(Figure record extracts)
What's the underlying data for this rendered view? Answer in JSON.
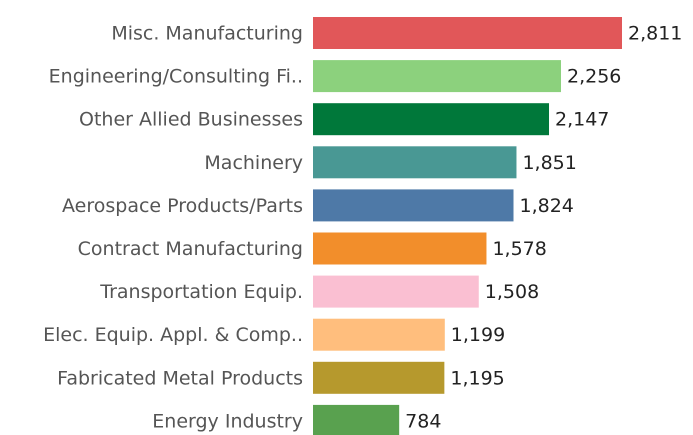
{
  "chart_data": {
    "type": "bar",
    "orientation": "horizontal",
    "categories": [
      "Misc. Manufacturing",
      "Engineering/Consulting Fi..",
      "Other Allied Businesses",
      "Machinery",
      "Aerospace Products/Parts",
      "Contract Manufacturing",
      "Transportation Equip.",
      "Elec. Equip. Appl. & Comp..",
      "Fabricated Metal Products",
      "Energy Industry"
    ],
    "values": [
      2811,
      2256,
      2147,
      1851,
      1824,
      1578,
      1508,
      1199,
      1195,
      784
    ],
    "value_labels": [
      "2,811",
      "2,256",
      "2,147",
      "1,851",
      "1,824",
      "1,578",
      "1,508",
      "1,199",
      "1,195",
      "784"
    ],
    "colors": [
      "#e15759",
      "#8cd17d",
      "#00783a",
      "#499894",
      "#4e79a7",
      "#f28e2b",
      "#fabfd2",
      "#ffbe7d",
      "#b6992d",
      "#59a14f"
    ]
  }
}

STATED GOAL:
Print every record above exactly as written, leaving out the pictures.

THE SOLUTION:
What's the underlying data for this rendered view? Answer in JSON.
{
  "chart_data": {
    "type": "bar",
    "orientation": "horizontal",
    "categories": [
      "Misc. Manufacturing",
      "Engineering/Consulting Fi..",
      "Other Allied Businesses",
      "Machinery",
      "Aerospace Products/Parts",
      "Contract Manufacturing",
      "Transportation Equip.",
      "Elec. Equip. Appl. & Comp..",
      "Fabricated Metal Products",
      "Energy Industry"
    ],
    "values": [
      2811,
      2256,
      2147,
      1851,
      1824,
      1578,
      1508,
      1199,
      1195,
      784
    ],
    "value_labels": [
      "2,811",
      "2,256",
      "2,147",
      "1,851",
      "1,824",
      "1,578",
      "1,508",
      "1,199",
      "1,195",
      "784"
    ],
    "colors": [
      "#e15759",
      "#8cd17d",
      "#00783a",
      "#499894",
      "#4e79a7",
      "#f28e2b",
      "#fabfd2",
      "#ffbe7d",
      "#b6992d",
      "#59a14f"
    ]
  }
}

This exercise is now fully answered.